START
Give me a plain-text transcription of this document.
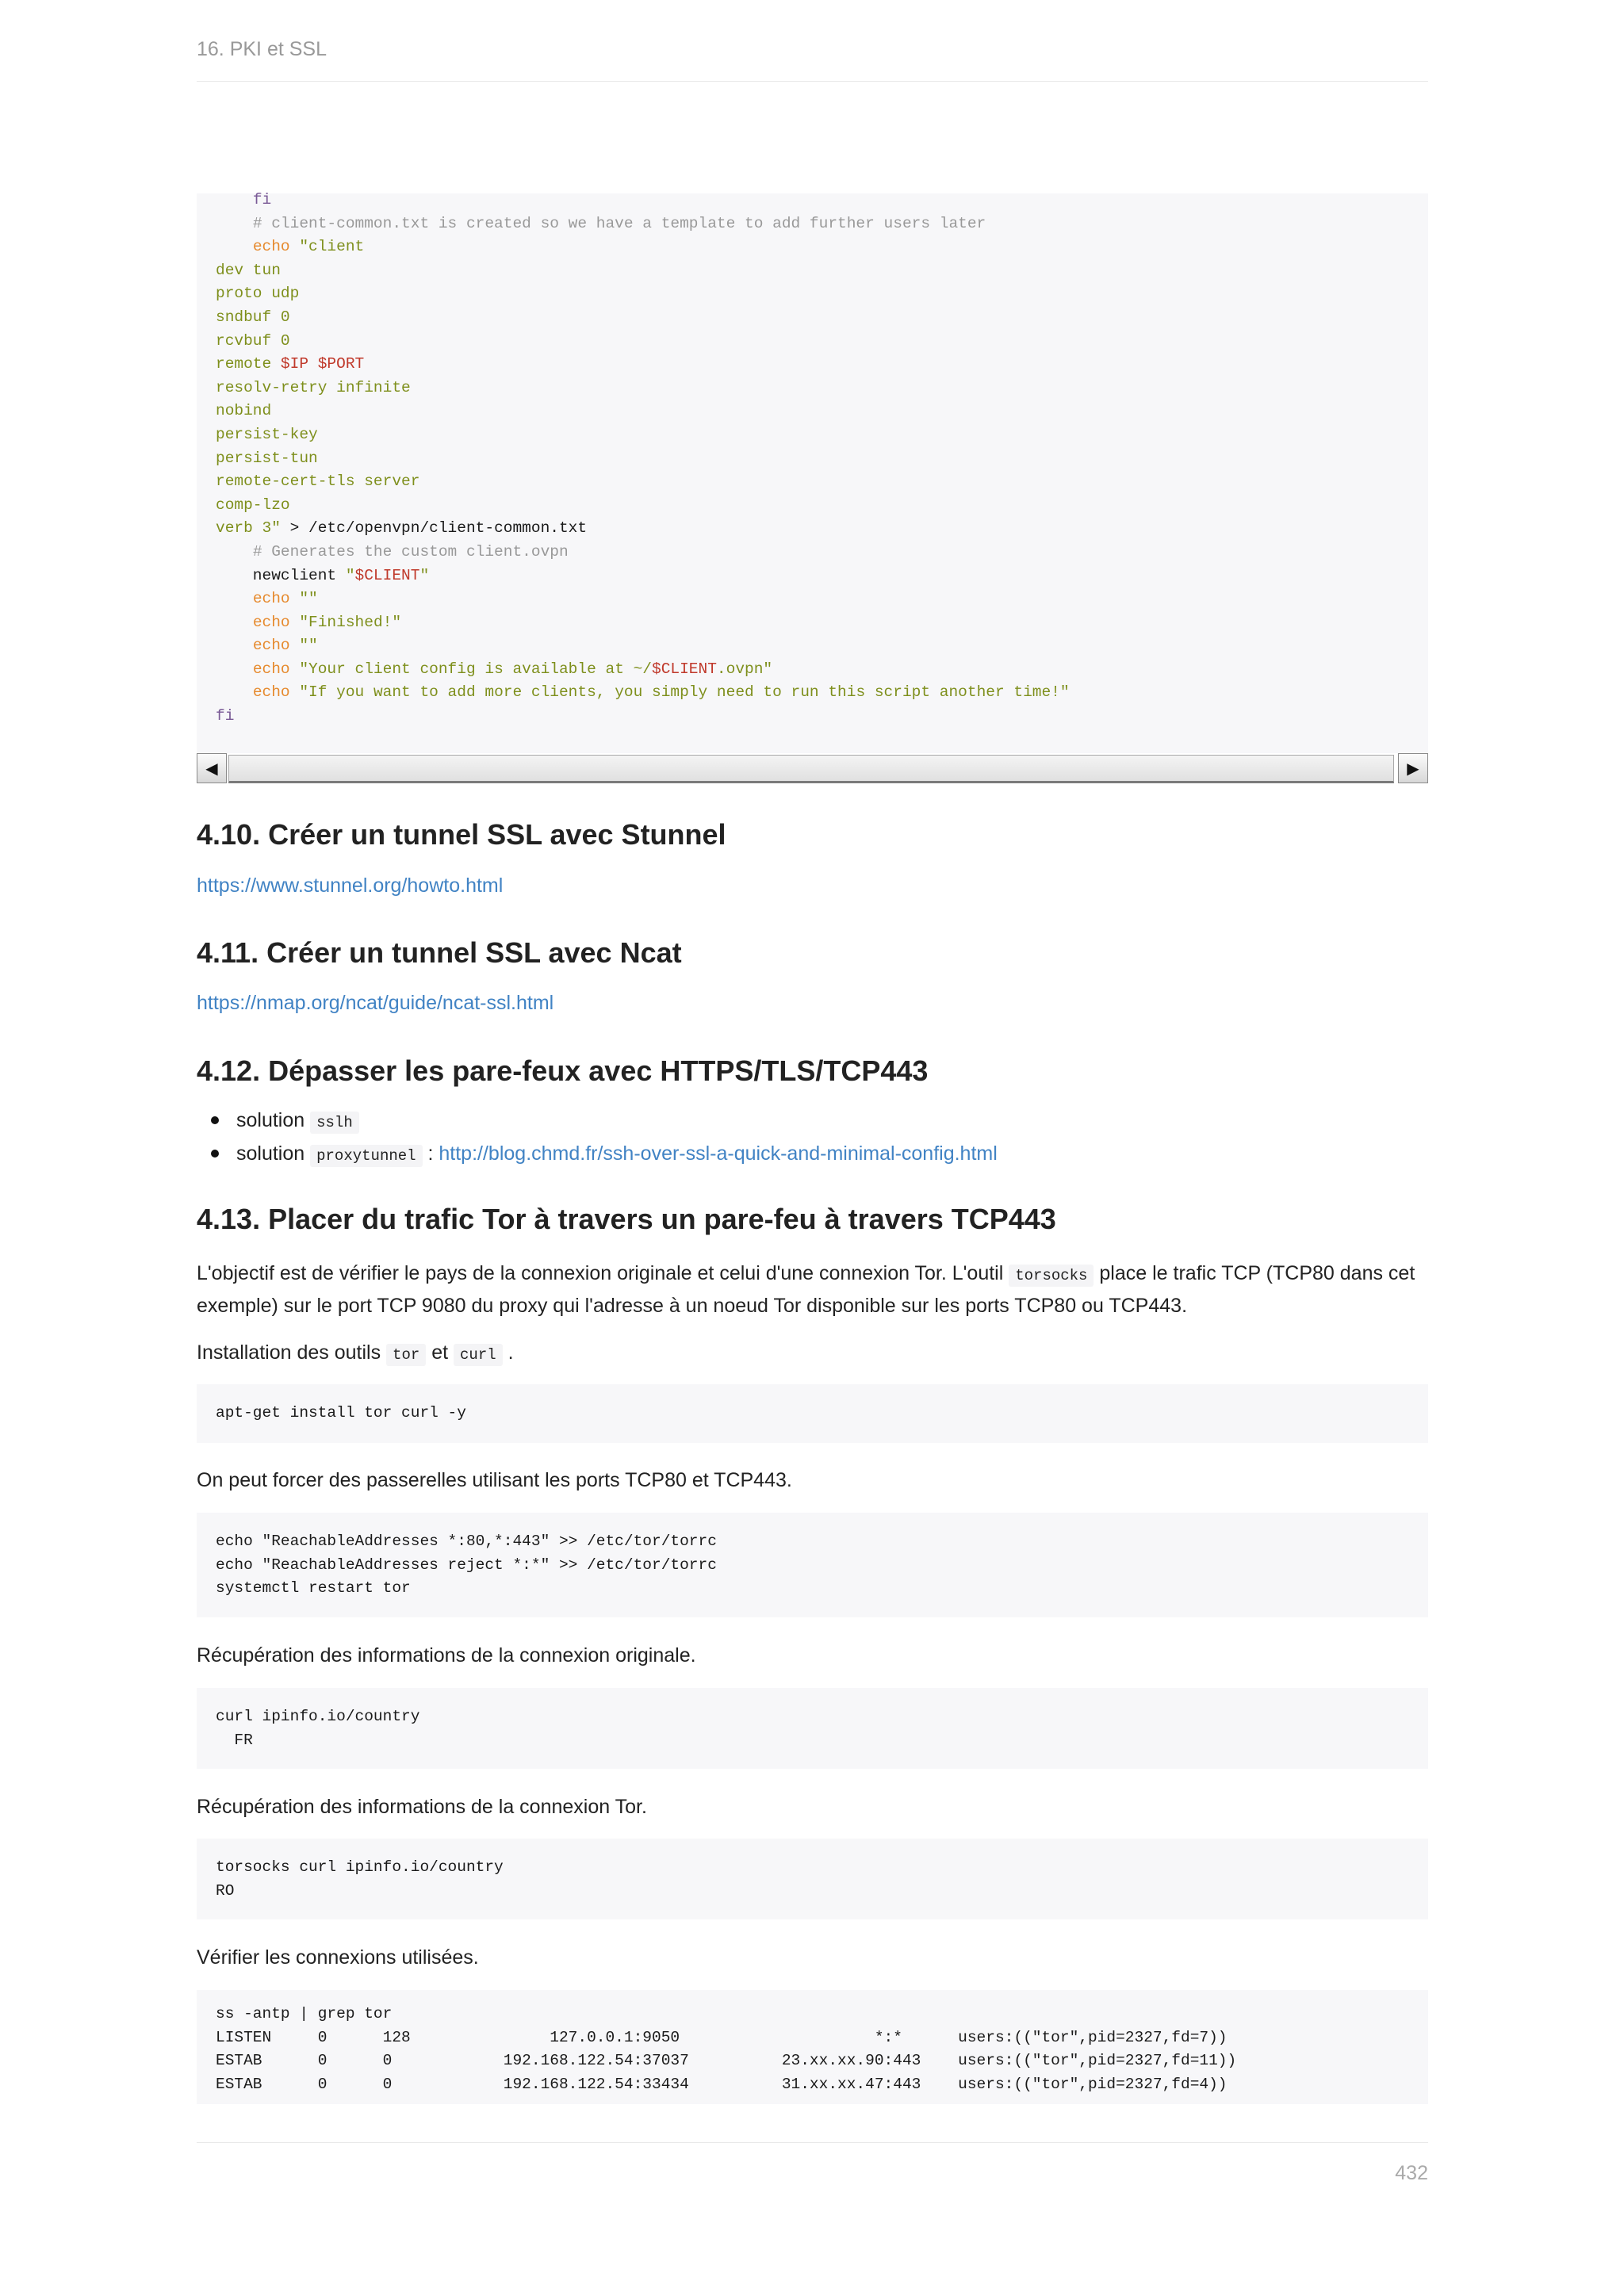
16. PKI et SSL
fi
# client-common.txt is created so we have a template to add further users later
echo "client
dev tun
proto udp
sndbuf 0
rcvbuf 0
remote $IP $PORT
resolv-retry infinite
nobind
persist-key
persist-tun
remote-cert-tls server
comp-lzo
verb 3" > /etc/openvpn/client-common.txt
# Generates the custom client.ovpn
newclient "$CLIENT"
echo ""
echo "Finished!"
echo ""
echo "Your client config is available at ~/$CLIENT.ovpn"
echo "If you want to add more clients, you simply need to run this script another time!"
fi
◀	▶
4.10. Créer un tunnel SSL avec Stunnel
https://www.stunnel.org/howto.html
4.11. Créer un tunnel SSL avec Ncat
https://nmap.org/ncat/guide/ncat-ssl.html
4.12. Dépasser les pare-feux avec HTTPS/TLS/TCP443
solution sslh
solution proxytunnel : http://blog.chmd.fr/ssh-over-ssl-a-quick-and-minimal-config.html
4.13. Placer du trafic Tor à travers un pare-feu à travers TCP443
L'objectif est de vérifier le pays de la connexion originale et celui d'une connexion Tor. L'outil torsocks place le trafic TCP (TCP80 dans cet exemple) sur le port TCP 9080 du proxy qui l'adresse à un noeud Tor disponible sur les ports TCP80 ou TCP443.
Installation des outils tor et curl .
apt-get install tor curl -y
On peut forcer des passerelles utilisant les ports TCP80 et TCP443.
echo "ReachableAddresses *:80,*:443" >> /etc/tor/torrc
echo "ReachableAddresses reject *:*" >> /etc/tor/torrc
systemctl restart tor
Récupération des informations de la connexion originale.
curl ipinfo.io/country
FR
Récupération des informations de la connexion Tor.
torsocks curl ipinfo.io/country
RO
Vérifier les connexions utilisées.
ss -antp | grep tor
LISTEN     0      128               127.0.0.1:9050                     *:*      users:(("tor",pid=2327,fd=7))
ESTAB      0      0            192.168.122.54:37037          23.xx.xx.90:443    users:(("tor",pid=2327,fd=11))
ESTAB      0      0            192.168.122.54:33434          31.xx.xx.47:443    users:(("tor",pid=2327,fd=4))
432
END
* [WRITTEN EXERCISE]
Search the lines for "ports". Copy each line that has it.

* [THE SOLUTION]
L'objectif est de vérifier le pays de la connexion originale et celui d'une connexion Tor. L'outil torsocks place le trafic TCP (TCP80 dans cet exemple) sur le port TCP 9080 du proxy qui l'adresse à un noeud Tor disponible sur les ports TCP80 ou TCP443.
On peut forcer des passerelles utilisant les ports TCP80 et TCP443.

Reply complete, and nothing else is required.